TASK DETAILS -
Each record must be reproduced exactly as it is shown.

RECORDS SHOWN -
┌────────

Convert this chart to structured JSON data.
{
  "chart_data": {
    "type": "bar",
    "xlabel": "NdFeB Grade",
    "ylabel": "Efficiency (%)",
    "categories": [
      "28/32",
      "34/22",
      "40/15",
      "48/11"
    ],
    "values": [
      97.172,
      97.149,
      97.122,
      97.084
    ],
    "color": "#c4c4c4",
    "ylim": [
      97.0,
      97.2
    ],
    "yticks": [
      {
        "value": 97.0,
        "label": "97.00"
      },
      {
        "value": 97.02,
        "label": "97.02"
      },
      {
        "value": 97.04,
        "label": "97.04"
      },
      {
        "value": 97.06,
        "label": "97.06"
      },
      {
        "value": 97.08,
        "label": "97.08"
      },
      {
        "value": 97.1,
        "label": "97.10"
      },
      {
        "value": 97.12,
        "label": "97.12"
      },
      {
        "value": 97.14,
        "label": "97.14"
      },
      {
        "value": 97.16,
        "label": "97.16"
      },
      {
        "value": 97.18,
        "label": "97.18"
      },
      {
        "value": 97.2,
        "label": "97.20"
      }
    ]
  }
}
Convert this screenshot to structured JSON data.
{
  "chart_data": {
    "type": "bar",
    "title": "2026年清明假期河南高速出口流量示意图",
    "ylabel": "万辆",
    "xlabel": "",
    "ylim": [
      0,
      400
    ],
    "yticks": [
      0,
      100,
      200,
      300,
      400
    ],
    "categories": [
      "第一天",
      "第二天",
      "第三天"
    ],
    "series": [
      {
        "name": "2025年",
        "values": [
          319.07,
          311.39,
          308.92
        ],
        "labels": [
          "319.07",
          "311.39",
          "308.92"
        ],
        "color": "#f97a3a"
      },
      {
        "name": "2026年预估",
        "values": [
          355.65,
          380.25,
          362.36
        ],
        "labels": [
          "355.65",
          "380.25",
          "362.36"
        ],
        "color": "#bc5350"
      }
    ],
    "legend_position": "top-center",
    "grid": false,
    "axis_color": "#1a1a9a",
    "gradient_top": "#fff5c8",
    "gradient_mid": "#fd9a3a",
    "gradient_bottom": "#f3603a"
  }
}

└────────

EXERCISE ANSWER -
Convert this chart to structured JSON data.
{
  "chart_data": {
    "type": "bar",
    "xlabel": "NdFeB Grade",
    "ylabel": "Efficiency (%)",
    "categories": [
      "28/32",
      "34/22",
      "40/15",
      "48/11"
    ],
    "values": [
      97.172,
      97.149,
      97.122,
      97.084
    ],
    "color": "#c4c4c4",
    "ylim": [
      97.0,
      97.2
    ],
    "yticks": [
      {
        "value": 97.0,
        "label": "97.00"
      },
      {
        "value": 97.02,
        "label": "97.02"
      },
      {
        "value": 97.04,
        "label": "97.04"
      },
      {
        "value": 97.06,
        "label": "97.06"
      },
      {
        "value": 97.08,
        "label": "97.08"
      },
      {
        "value": 97.1,
        "label": "97.10"
      },
      {
        "value": 97.12,
        "label": "97.12"
      },
      {
        "value": 97.14,
        "label": "97.14"
      },
      {
        "value": 97.16,
        "label": "97.16"
      },
      {
        "value": 97.18,
        "label": "97.18"
      },
      {
        "value": 97.2,
        "label": "97.20"
      }
    ]
  }
}
Convert this screenshot to structured JSON data.
{
  "chart_data": {
    "type": "bar",
    "title": "2026年清明假期河南高速出口流量示意图",
    "ylabel": "万辆",
    "xlabel": "",
    "ylim": [
      0,
      400
    ],
    "yticks": [
      0,
      100,
      200,
      300,
      400
    ],
    "categories": [
      "第一天",
      "第二天",
      "第三天"
    ],
    "series": [
      {
        "name": "2025年",
        "values": [
          319.07,
          311.39,
          308.92
        ],
        "labels": [
          "319.07",
          "311.39",
          "308.92"
        ],
        "color": "#f97a3a"
      },
      {
        "name": "2026年预估",
        "values": [
          355.65,
          380.25,
          362.36
        ],
        "labels": [
          "355.65",
          "380.25",
          "362.36"
        ],
        "color": "#bc5350"
      }
    ],
    "legend_position": "top-center",
    "grid": false,
    "axis_color": "#1a1a9a",
    "gradient_top": "#fff5c8",
    "gradient_mid": "#fd9a3a",
    "gradient_bottom": "#f3603a"
  }
}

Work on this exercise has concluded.